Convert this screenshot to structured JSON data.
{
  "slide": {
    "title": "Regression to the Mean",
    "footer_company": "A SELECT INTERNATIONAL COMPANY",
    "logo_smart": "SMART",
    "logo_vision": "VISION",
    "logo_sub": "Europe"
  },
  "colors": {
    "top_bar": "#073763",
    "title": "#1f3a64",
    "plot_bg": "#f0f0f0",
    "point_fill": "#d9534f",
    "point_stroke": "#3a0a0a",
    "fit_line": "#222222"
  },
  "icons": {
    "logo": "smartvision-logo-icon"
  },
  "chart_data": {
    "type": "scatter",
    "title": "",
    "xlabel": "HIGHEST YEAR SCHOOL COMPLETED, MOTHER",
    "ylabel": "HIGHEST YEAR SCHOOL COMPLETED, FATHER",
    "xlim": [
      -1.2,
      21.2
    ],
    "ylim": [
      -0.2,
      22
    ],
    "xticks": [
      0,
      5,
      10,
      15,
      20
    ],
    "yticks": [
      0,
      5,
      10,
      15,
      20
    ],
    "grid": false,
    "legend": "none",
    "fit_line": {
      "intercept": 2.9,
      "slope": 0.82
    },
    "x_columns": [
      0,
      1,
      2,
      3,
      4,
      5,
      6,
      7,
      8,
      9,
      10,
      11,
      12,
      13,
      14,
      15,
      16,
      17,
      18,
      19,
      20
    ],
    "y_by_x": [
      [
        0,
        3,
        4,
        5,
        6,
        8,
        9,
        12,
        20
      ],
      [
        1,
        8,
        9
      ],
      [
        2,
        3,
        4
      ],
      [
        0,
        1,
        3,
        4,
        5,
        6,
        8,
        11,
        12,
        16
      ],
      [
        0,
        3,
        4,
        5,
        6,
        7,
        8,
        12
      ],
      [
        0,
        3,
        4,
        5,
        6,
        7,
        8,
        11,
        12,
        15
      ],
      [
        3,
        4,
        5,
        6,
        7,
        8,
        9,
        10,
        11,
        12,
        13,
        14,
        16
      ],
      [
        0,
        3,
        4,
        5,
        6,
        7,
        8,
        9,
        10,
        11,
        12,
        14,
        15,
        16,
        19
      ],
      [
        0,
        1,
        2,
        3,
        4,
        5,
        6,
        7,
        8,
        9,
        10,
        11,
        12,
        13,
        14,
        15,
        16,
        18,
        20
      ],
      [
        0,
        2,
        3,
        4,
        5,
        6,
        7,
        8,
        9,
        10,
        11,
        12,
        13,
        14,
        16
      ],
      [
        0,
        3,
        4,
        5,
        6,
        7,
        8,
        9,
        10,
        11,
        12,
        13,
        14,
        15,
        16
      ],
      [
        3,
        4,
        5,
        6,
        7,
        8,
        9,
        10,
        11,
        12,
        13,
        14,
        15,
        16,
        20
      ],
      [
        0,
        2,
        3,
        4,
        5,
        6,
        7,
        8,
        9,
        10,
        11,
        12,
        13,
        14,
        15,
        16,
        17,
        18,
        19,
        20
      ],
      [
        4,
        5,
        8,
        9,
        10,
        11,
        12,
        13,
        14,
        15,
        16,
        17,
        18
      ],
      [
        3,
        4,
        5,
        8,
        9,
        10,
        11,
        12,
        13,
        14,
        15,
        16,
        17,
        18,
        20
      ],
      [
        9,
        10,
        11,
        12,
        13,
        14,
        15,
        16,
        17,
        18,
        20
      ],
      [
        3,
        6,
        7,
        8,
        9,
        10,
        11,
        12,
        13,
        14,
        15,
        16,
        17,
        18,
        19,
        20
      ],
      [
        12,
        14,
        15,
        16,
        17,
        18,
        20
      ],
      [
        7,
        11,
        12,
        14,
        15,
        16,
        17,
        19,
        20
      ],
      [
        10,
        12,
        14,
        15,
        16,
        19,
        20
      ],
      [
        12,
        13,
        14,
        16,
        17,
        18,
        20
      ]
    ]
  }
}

════════

> _AIM_
Your task is to retype all of the records exactly.

> _COMPLETED TASK_
Convert this screenshot to structured JSON data.
{
  "slide": {
    "title": "Regression to the Mean",
    "footer_company": "A SELECT INTERNATIONAL COMPANY",
    "logo_smart": "SMART",
    "logo_vision": "VISION",
    "logo_sub": "Europe"
  },
  "colors": {
    "top_bar": "#073763",
    "title": "#1f3a64",
    "plot_bg": "#f0f0f0",
    "point_fill": "#d9534f",
    "point_stroke": "#3a0a0a",
    "fit_line": "#222222"
  },
  "icons": {
    "logo": "smartvision-logo-icon"
  },
  "chart_data": {
    "type": "scatter",
    "title": "",
    "xlabel": "HIGHEST YEAR SCHOOL COMPLETED, MOTHER",
    "ylabel": "HIGHEST YEAR SCHOOL COMPLETED, FATHER",
    "xlim": [
      -1.2,
      21.2
    ],
    "ylim": [
      -0.2,
      22
    ],
    "xticks": [
      0,
      5,
      10,
      15,
      20
    ],
    "yticks": [
      0,
      5,
      10,
      15,
      20
    ],
    "grid": false,
    "legend": "none",
    "fit_line": {
      "intercept": 2.9,
      "slope": 0.82
    },
    "x_columns": [
      0,
      1,
      2,
      3,
      4,
      5,
      6,
      7,
      8,
      9,
      10,
      11,
      12,
      13,
      14,
      15,
      16,
      17,
      18,
      19,
      20
    ],
    "y_by_x": [
      [
        0,
        3,
        4,
        5,
        6,
        8,
        9,
        12,
        20
      ],
      [
        1,
        8,
        9
      ],
      [
        2,
        3,
        4
      ],
      [
        0,
        1,
        3,
        4,
        5,
        6,
        8,
        11,
        12,
        16
      ],
      [
        0,
        3,
        4,
        5,
        6,
        7,
        8,
        12
      ],
      [
        0,
        3,
        4,
        5,
        6,
        7,
        8,
        11,
        12,
        15
      ],
      [
        3,
        4,
        5,
        6,
        7,
        8,
        9,
        10,
        11,
        12,
        13,
        14,
        16
      ],
      [
        0,
        3,
        4,
        5,
        6,
        7,
        8,
        9,
        10,
        11,
        12,
        14,
        15,
        16,
        19
      ],
      [
        0,
        1,
        2,
        3,
        4,
        5,
        6,
        7,
        8,
        9,
        10,
        11,
        12,
        13,
        14,
        15,
        16,
        18,
        20
      ],
      [
        0,
        2,
        3,
        4,
        5,
        6,
        7,
        8,
        9,
        10,
        11,
        12,
        13,
        14,
        16
      ],
      [
        0,
        3,
        4,
        5,
        6,
        7,
        8,
        9,
        10,
        11,
        12,
        13,
        14,
        15,
        16
      ],
      [
        3,
        4,
        5,
        6,
        7,
        8,
        9,
        10,
        11,
        12,
        13,
        14,
        15,
        16,
        20
      ],
      [
        0,
        2,
        3,
        4,
        5,
        6,
        7,
        8,
        9,
        10,
        11,
        12,
        13,
        14,
        15,
        16,
        17,
        18,
        19,
        20
      ],
      [
        4,
        5,
        8,
        9,
        10,
        11,
        12,
        13,
        14,
        15,
        16,
        17,
        18
      ],
      [
        3,
        4,
        5,
        8,
        9,
        10,
        11,
        12,
        13,
        14,
        15,
        16,
        17,
        18,
        20
      ],
      [
        9,
        10,
        11,
        12,
        13,
        14,
        15,
        16,
        17,
        18,
        20
      ],
      [
        3,
        6,
        7,
        8,
        9,
        10,
        11,
        12,
        13,
        14,
        15,
        16,
        17,
        18,
        19,
        20
      ],
      [
        12,
        14,
        15,
        16,
        17,
        18,
        20
      ],
      [
        7,
        11,
        12,
        14,
        15,
        16,
        17,
        19,
        20
      ],
      [
        10,
        12,
        14,
        15,
        16,
        19,
        20
      ],
      [
        12,
        13,
        14,
        16,
        17,
        18,
        20
      ]
    ]
  }
}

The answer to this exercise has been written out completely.